__Required task__
Copy each line below that contains "color".

__Records shown__
....
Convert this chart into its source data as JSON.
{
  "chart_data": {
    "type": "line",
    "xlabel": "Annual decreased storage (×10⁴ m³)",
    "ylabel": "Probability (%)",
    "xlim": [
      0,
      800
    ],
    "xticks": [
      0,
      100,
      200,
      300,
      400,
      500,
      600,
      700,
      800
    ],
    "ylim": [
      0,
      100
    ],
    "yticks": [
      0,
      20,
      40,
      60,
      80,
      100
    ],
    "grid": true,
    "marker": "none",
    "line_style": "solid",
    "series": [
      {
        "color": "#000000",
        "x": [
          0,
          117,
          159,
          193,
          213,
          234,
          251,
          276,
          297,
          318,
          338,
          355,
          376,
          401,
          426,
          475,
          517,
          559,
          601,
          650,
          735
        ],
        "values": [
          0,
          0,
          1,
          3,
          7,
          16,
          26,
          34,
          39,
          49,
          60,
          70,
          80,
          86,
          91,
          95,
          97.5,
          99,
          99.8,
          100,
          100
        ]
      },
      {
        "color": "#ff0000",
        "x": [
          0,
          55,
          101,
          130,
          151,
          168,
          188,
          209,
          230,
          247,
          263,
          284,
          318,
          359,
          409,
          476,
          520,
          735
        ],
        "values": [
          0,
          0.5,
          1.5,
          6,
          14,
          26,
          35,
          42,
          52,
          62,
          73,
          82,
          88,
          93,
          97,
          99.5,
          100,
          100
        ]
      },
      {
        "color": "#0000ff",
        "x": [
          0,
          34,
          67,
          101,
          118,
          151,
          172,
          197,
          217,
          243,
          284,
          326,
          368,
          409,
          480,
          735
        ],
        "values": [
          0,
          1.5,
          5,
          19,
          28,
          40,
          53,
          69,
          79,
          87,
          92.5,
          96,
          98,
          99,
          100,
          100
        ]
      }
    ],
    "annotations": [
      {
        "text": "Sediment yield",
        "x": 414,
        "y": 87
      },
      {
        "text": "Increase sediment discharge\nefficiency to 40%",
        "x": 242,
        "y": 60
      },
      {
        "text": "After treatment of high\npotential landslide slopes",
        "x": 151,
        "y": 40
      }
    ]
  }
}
....
__Solution below__
        "color": "#000000",
        "color": "#ff0000",
        "color": "#0000ff",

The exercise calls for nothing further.